*Written problem*
Extract the complete data exactly as given.

*Data supplied*
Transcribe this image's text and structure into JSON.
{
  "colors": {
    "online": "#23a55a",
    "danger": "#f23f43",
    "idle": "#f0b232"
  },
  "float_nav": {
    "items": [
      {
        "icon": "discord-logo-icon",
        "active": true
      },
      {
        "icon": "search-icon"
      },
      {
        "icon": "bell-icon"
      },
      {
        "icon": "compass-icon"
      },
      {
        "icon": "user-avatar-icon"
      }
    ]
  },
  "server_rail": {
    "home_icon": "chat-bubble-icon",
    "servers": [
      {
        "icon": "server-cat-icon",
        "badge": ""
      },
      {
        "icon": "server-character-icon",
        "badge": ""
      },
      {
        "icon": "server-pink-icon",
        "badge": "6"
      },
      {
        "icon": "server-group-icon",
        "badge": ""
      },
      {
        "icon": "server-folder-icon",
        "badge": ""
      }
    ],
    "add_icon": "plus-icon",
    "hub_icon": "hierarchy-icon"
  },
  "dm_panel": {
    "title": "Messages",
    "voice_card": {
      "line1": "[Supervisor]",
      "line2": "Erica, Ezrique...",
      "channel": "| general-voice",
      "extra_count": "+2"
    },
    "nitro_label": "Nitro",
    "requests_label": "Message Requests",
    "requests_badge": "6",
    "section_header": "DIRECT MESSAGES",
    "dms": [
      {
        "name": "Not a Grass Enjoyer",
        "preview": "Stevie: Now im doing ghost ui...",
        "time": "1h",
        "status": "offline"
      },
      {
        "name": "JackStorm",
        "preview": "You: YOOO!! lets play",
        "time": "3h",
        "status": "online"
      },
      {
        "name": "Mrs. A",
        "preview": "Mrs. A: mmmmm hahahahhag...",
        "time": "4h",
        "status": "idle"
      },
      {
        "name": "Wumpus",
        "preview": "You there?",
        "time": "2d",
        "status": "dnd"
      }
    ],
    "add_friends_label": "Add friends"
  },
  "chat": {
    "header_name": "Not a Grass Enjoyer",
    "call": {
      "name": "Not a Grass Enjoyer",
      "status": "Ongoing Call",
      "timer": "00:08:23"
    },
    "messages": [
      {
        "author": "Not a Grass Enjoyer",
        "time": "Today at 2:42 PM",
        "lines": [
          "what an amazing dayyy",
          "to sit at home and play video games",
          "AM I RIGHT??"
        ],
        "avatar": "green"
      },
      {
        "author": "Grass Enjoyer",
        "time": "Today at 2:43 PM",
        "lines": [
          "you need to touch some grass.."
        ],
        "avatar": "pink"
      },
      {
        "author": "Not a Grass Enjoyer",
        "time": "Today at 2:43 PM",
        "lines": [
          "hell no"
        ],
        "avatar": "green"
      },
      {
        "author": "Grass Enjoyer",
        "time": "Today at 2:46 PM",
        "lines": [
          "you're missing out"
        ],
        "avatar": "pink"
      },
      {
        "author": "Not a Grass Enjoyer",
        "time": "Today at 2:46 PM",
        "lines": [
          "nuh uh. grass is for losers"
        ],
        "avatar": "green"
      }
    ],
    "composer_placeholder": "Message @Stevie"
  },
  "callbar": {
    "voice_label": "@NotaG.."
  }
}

*Answer*
Transcribe this image's text and structure into JSON.
{
  "colors": {
    "online": "#23a55a",
    "danger": "#f23f43",
    "idle": "#f0b232"
  },
  "float_nav": {
    "items": [
      {
        "icon": "discord-logo-icon",
        "active": true
      },
      {
        "icon": "search-icon"
      },
      {
        "icon": "bell-icon"
      },
      {
        "icon": "compass-icon"
      },
      {
        "icon": "user-avatar-icon"
      }
    ]
  },
  "server_rail": {
    "home_icon": "chat-bubble-icon",
    "servers": [
      {
        "icon": "server-cat-icon",
        "badge": ""
      },
      {
        "icon": "server-character-icon",
        "badge": ""
      },
      {
        "icon": "server-pink-icon",
        "badge": "6"
      },
      {
        "icon": "server-group-icon",
        "badge": ""
      },
      {
        "icon": "server-folder-icon",
        "badge": ""
      }
    ],
    "add_icon": "plus-icon",
    "hub_icon": "hierarchy-icon"
  },
  "dm_panel": {
    "title": "Messages",
    "voice_card": {
      "line1": "[Supervisor]",
      "line2": "Erica, Ezrique...",
      "channel": "| general-voice",
      "extra_count": "+2"
    },
    "nitro_label": "Nitro",
    "requests_label": "Message Requests",
    "requests_badge": "6",
    "section_header": "DIRECT MESSAGES",
    "dms": [
      {
        "name": "Not a Grass Enjoyer",
        "preview": "Stevie: Now im doing ghost ui...",
        "time": "1h",
        "status": "offline"
      },
      {
        "name": "JackStorm",
        "preview": "You: YOOO!! lets play",
        "time": "3h",
        "status": "online"
      },
      {
        "name": "Mrs. A",
        "preview": "Mrs. A: mmmmm hahahahhag...",
        "time": "4h",
        "status": "idle"
      },
      {
        "name": "Wumpus",
        "preview": "You there?",
        "time": "2d",
        "status": "dnd"
      }
    ],
    "add_friends_label": "Add friends"
  },
  "chat": {
    "header_name": "Not a Grass Enjoyer",
    "call": {
      "name": "Not a Grass Enjoyer",
      "status": "Ongoing Call",
      "timer": "00:08:23"
    },
    "messages": [
      {
        "author": "Not a Grass Enjoyer",
        "time": "Today at 2:42 PM",
        "lines": [
          "what an amazing dayyy",
          "to sit at home and play video games",
          "AM I RIGHT??"
        ],
        "avatar": "green"
      },
      {
        "author": "Grass Enjoyer",
        "time": "Today at 2:43 PM",
        "lines": [
          "you need to touch some grass.."
        ],
        "avatar": "pink"
      },
      {
        "author": "Not a Grass Enjoyer",
        "time": "Today at 2:43 PM",
        "lines": [
          "hell no"
        ],
        "avatar": "green"
      },
      {
        "author": "Grass Enjoyer",
        "time": "Today at 2:46 PM",
        "lines": [
          "you're missing out"
        ],
        "avatar": "pink"
      },
      {
        "author": "Not a Grass Enjoyer",
        "time": "Today at 2:46 PM",
        "lines": [
          "nuh uh. grass is for losers"
        ],
        "avatar": "green"
      }
    ],
    "composer_placeholder": "Message @Stevie"
  },
  "callbar": {
    "voice_label": "@NotaG.."
  }
}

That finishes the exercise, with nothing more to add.